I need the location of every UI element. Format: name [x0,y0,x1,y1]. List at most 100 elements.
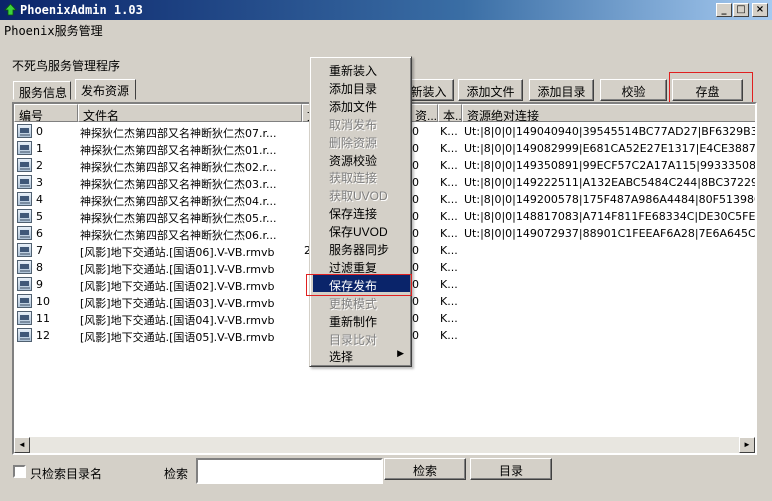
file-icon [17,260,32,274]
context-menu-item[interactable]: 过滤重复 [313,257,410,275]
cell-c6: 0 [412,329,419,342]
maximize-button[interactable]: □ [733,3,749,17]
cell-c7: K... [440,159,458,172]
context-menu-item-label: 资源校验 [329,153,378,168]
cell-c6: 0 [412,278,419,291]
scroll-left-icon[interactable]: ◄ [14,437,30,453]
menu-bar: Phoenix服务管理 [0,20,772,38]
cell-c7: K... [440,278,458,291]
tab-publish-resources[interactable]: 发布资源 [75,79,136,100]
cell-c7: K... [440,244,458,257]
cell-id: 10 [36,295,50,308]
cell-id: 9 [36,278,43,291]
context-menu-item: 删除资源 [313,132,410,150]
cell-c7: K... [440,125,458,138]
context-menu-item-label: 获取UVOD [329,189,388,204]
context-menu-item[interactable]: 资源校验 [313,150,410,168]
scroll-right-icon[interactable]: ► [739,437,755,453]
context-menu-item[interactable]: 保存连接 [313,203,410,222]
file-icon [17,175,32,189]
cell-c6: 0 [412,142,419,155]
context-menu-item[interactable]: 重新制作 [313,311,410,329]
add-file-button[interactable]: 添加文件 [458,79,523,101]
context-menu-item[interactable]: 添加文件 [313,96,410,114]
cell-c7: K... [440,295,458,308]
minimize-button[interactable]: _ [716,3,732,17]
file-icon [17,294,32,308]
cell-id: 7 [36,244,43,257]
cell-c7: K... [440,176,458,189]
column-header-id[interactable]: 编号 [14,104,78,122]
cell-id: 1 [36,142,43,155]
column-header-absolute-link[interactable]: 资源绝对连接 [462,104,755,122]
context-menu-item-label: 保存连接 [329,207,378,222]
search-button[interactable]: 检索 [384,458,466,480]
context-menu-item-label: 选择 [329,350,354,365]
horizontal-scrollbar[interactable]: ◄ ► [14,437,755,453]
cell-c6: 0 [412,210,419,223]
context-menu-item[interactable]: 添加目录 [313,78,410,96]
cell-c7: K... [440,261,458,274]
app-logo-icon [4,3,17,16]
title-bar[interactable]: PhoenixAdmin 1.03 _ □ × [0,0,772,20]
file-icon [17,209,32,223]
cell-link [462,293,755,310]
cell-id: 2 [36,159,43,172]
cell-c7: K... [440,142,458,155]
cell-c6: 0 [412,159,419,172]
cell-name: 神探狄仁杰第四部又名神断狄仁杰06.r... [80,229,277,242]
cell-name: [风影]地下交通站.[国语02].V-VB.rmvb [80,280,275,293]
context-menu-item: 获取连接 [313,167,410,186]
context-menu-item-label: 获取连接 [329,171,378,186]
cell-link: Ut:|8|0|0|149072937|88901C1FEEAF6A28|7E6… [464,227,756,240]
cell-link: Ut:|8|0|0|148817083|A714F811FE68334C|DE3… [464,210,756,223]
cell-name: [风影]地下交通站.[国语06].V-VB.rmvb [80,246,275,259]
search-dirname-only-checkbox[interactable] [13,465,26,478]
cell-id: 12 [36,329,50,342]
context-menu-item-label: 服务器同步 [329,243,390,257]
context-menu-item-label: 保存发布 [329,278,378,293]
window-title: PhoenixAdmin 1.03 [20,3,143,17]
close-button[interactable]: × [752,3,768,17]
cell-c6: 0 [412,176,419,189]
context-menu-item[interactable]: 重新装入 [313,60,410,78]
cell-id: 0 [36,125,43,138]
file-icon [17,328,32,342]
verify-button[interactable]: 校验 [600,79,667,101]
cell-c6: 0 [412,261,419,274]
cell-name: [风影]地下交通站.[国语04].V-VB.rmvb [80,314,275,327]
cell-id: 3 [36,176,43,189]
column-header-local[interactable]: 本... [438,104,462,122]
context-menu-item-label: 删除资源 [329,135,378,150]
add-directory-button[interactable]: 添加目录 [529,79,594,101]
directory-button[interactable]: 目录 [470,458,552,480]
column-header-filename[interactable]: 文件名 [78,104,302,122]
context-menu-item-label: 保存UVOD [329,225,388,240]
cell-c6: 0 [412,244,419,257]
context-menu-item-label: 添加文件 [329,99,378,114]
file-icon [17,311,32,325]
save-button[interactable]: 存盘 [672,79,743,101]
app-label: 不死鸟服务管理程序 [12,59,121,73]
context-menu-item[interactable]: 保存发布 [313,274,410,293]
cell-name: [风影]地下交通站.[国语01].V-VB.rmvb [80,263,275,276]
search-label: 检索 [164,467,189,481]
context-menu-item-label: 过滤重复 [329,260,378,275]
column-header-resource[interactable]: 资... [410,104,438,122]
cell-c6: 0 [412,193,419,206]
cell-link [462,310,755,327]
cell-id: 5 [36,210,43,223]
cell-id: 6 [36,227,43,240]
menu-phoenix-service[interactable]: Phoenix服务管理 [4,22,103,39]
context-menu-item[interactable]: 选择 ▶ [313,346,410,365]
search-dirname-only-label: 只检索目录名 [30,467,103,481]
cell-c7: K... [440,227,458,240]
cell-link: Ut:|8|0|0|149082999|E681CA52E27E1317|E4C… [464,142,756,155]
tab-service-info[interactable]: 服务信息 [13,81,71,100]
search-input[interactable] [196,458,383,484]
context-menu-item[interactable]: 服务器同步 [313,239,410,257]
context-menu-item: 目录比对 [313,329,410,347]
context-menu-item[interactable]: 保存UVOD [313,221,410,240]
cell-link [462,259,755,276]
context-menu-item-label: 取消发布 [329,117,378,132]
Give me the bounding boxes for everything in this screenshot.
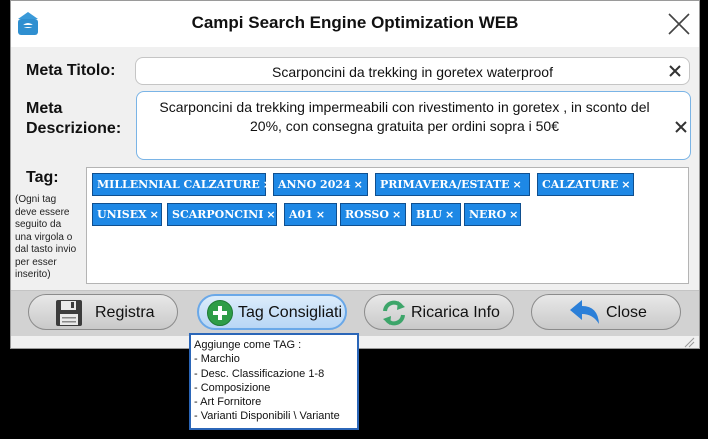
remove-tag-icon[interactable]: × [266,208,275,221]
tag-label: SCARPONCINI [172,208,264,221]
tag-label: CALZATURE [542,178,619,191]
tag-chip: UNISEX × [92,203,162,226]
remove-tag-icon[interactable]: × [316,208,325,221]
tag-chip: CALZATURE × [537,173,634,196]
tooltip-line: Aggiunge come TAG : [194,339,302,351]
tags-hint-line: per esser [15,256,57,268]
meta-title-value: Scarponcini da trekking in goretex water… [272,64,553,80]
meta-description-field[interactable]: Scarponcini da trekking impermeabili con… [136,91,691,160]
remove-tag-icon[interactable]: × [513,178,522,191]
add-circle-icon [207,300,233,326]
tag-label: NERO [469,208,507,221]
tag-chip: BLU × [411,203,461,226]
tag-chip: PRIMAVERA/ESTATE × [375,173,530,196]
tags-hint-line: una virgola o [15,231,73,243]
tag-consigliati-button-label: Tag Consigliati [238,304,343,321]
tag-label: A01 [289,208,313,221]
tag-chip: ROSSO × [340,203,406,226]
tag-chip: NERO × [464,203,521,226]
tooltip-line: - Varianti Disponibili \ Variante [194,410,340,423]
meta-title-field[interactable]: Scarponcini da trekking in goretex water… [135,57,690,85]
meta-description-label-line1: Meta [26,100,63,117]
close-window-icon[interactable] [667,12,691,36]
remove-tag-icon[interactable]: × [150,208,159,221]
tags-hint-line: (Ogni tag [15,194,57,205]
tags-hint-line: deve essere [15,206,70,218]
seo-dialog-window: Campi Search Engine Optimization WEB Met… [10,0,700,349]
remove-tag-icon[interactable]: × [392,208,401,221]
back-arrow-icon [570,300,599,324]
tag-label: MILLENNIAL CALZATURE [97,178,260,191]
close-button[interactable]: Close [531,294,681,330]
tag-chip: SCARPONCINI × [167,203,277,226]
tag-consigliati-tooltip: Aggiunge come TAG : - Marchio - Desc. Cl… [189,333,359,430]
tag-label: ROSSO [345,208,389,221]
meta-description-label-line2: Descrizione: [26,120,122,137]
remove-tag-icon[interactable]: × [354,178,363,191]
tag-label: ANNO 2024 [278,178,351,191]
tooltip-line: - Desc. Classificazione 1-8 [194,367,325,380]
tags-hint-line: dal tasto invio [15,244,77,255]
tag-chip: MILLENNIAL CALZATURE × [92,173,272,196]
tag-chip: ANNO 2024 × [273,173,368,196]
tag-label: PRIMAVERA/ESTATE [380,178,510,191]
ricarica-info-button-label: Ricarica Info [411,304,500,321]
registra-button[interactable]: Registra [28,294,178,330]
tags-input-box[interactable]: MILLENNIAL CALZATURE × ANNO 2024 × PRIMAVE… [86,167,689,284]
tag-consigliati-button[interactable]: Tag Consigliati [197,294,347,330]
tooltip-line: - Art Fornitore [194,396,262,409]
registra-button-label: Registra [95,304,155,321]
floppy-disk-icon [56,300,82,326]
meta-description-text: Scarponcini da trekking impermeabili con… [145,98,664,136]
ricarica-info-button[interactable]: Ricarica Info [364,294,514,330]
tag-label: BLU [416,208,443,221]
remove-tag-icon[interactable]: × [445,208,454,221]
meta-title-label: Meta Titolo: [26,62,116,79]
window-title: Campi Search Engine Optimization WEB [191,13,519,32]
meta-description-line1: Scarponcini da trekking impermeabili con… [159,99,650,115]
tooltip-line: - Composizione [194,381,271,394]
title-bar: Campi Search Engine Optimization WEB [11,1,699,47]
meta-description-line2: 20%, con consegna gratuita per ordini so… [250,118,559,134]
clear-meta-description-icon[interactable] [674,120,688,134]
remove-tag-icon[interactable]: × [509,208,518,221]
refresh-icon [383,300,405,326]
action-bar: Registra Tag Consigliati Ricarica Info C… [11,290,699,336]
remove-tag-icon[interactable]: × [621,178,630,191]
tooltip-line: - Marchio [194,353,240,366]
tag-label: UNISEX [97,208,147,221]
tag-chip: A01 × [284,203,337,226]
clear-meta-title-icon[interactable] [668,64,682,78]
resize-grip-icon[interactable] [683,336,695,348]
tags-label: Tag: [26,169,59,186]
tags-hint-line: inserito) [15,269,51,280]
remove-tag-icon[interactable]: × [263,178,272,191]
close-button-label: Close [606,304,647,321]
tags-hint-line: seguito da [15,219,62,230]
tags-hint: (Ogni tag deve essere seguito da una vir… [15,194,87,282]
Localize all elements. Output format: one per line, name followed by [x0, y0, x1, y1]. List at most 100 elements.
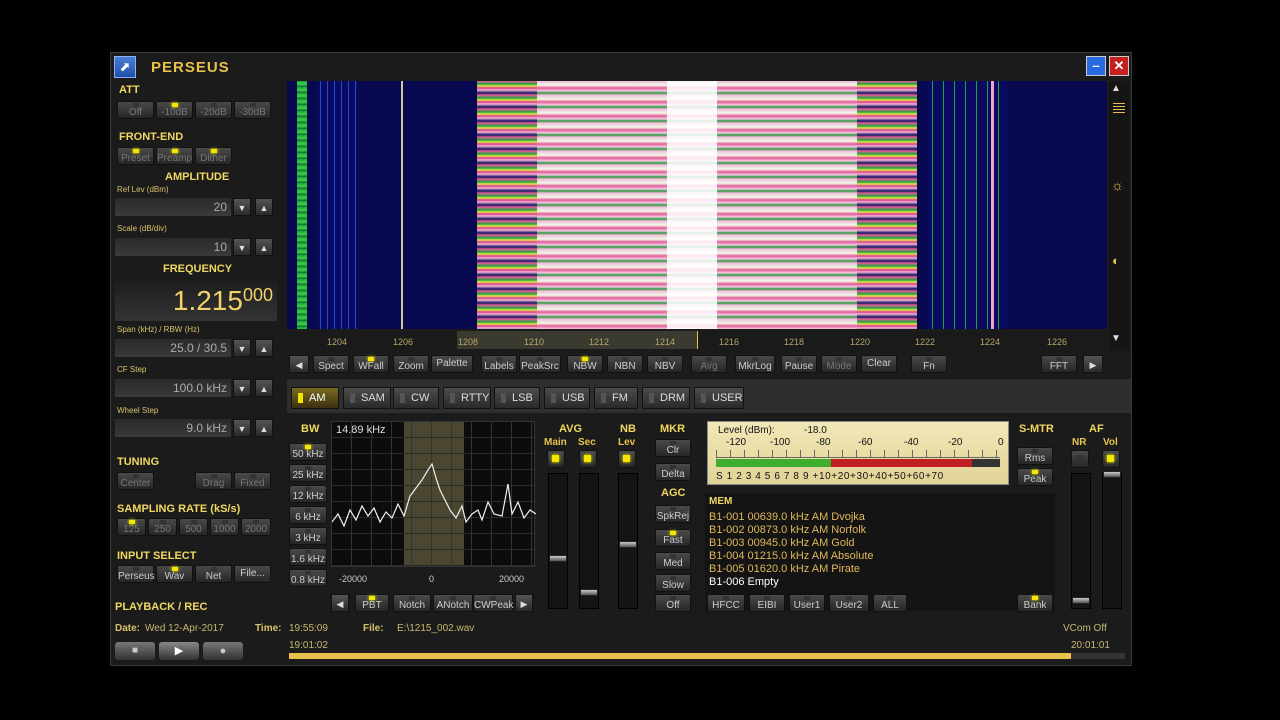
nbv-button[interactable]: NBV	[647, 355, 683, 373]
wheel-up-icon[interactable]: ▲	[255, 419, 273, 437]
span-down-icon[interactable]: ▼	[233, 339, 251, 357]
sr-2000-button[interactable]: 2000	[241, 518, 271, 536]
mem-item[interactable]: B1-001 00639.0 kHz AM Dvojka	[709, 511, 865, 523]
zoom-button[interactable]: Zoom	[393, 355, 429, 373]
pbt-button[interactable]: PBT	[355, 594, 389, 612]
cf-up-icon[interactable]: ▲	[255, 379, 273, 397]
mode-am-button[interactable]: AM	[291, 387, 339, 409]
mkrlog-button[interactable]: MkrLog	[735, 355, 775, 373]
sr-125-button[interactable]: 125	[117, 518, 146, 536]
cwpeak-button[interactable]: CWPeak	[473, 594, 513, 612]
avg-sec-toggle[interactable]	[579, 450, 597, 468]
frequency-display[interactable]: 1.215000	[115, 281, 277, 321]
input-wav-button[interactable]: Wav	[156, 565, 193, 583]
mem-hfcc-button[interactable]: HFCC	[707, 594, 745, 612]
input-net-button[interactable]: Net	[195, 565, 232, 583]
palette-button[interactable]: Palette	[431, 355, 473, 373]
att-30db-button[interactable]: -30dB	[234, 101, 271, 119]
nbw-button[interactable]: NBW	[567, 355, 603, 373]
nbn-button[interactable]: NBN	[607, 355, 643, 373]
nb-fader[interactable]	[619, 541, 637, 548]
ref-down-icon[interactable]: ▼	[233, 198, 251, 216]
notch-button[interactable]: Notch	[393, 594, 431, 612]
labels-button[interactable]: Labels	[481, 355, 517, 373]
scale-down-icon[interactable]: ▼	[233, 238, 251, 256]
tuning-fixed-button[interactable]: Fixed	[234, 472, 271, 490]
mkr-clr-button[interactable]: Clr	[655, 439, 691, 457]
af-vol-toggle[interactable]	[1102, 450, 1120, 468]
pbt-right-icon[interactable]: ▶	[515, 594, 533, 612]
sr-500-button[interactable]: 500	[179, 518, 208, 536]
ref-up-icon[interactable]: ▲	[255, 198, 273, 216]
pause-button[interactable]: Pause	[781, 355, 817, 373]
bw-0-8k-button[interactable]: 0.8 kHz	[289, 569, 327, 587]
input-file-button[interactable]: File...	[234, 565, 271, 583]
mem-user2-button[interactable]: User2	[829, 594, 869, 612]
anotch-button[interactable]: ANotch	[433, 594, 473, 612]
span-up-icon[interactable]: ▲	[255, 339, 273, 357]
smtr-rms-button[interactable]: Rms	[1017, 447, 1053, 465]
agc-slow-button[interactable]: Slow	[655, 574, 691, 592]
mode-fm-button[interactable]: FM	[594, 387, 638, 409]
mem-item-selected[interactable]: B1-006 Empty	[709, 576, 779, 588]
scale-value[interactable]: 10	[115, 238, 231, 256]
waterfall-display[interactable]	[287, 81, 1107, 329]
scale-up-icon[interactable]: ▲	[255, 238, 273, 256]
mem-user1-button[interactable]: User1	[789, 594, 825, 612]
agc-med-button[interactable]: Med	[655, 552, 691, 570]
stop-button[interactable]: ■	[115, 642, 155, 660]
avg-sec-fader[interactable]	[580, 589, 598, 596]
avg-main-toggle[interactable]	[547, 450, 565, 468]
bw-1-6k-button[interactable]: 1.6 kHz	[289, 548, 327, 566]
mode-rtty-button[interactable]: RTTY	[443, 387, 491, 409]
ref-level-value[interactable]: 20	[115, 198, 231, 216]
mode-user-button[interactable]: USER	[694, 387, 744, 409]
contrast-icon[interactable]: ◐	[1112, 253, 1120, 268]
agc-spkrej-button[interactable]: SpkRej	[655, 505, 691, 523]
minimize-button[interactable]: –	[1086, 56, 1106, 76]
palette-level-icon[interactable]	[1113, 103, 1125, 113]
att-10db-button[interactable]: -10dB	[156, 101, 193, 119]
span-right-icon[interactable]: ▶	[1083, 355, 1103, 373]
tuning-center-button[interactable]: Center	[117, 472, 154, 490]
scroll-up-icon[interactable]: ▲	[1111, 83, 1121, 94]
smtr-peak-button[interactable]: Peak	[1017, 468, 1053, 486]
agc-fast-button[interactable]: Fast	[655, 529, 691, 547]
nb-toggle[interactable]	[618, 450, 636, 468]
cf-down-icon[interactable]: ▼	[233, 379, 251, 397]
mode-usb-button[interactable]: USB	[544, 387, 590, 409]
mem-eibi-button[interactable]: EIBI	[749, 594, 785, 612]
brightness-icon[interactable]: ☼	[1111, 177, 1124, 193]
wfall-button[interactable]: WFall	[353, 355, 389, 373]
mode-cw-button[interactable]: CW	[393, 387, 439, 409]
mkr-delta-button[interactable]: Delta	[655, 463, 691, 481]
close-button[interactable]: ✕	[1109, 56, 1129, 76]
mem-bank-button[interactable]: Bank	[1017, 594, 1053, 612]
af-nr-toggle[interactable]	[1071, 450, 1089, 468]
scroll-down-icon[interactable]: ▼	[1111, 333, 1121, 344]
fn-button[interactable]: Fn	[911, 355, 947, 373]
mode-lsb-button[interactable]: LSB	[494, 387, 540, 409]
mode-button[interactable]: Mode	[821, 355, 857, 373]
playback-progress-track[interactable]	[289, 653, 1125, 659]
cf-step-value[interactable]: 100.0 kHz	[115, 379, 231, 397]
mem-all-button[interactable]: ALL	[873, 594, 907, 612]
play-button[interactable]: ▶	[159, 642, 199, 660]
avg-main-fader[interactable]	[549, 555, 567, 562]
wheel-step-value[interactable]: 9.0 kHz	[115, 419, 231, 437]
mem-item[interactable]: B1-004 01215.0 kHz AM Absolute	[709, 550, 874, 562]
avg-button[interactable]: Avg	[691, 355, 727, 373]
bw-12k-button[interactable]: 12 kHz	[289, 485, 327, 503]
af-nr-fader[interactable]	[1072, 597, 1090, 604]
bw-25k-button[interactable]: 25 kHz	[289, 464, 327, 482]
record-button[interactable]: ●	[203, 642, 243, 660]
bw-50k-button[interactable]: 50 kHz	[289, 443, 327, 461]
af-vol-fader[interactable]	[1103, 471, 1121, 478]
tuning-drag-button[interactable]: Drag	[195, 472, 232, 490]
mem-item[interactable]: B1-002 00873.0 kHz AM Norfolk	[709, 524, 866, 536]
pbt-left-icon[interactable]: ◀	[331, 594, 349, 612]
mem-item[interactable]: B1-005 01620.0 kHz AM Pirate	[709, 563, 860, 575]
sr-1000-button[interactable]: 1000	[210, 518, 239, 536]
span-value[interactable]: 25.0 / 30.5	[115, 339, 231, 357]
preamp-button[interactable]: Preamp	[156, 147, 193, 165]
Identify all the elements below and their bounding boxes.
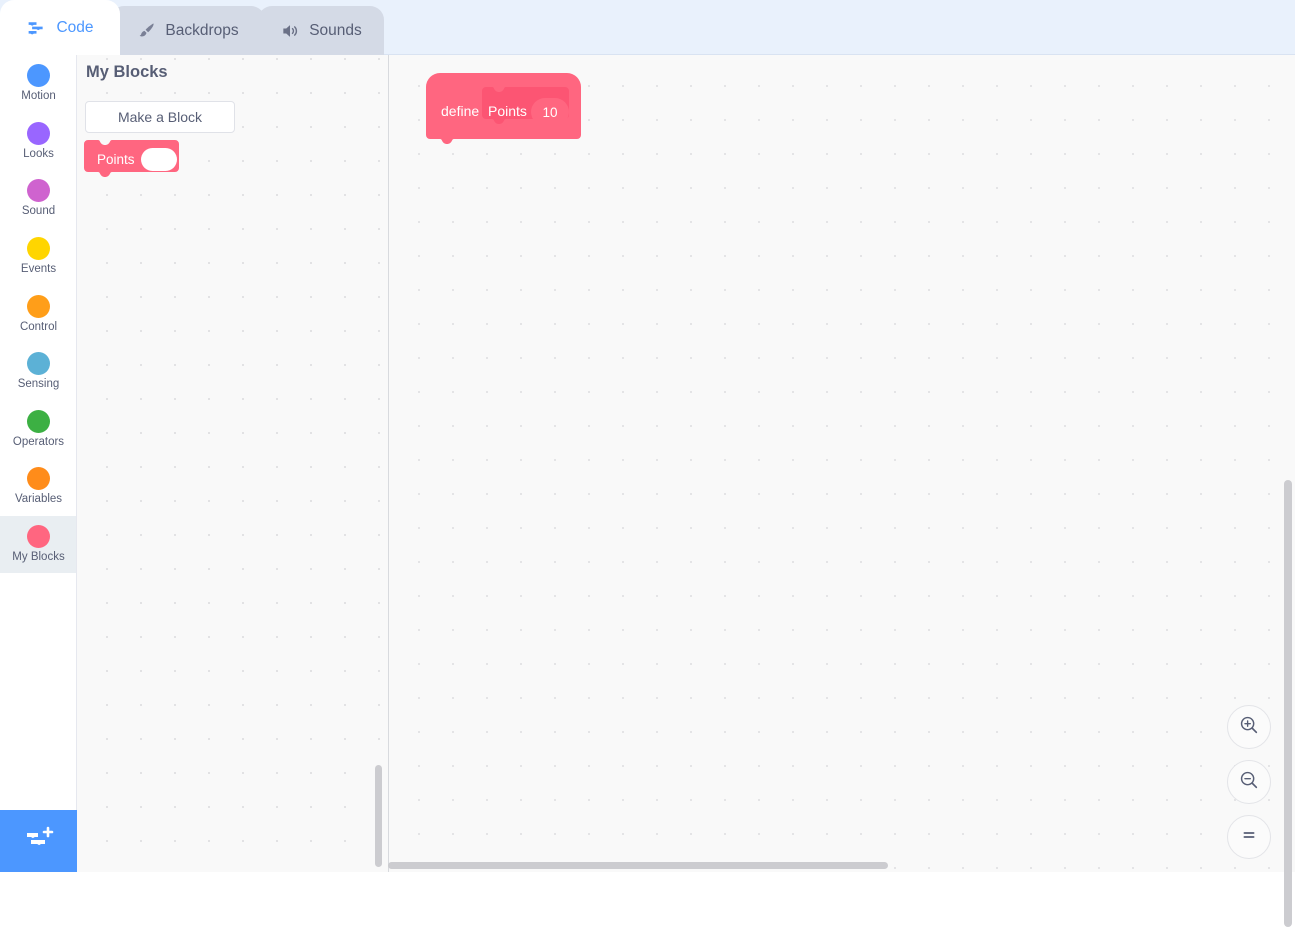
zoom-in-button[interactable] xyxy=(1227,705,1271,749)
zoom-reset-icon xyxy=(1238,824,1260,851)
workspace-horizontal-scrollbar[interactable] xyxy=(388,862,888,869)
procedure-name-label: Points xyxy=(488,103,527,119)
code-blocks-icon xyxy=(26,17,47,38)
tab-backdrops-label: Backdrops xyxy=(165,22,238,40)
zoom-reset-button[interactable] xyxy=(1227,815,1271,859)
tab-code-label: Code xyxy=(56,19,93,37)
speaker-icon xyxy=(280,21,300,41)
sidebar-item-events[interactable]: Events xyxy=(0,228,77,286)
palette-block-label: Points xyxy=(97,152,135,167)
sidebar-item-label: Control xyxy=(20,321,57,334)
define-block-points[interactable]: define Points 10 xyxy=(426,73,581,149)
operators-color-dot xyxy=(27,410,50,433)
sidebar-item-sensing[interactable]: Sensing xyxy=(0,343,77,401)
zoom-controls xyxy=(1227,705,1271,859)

------------------------

(Exercise details):
Repeat the lines from the one containing "355, 683, 373]" through the one containing "439, 691, 457]", with both of those lines included.

(Solution to the exercise):
nbv-button[interactable]: NBV	[647, 355, 683, 373]
wheel-up-icon[interactable]: ▲	[255, 419, 273, 437]
span-down-icon[interactable]: ▼	[233, 339, 251, 357]
sr-2000-button[interactable]: 2000	[241, 518, 271, 536]
mem-item[interactable]: B1-001 00639.0 kHz AM Dvojka	[709, 511, 865, 523]
zoom-button[interactable]: Zoom	[393, 355, 429, 373]
pbt-button[interactable]: PBT	[355, 594, 389, 612]
cf-up-icon[interactable]: ▲	[255, 379, 273, 397]
mode-am-button[interactable]: AM	[291, 387, 339, 409]
mkrlog-button[interactable]: MkrLog	[735, 355, 775, 373]
sr-125-button[interactable]: 125	[117, 518, 146, 536]
cwpeak-button[interactable]: CWPeak	[473, 594, 513, 612]
avg-sec-toggle[interactable]	[579, 450, 597, 468]
frequency-display[interactable]: 1.215000	[115, 281, 277, 321]
input-wav-button[interactable]: Wav	[156, 565, 193, 583]
mem-hfcc-button[interactable]: HFCC	[707, 594, 745, 612]
input-net-button[interactable]: Net	[195, 565, 232, 583]
palette-button[interactable]: Palette	[431, 355, 473, 373]
att-30db-button[interactable]: -30dB	[234, 101, 271, 119]
nbw-button[interactable]: NBW	[567, 355, 603, 373]
nbn-button[interactable]: NBN	[607, 355, 643, 373]
nb-fader[interactable]	[619, 541, 637, 548]
ref-down-icon[interactable]: ▼	[233, 198, 251, 216]
notch-button[interactable]: Notch	[393, 594, 431, 612]
labels-button[interactable]: Labels	[481, 355, 517, 373]
scale-down-icon[interactable]: ▼	[233, 238, 251, 256]
tuning-fixed-button[interactable]: Fixed	[234, 472, 271, 490]
mkr-clr-button[interactable]: Clr	[655, 439, 691, 457]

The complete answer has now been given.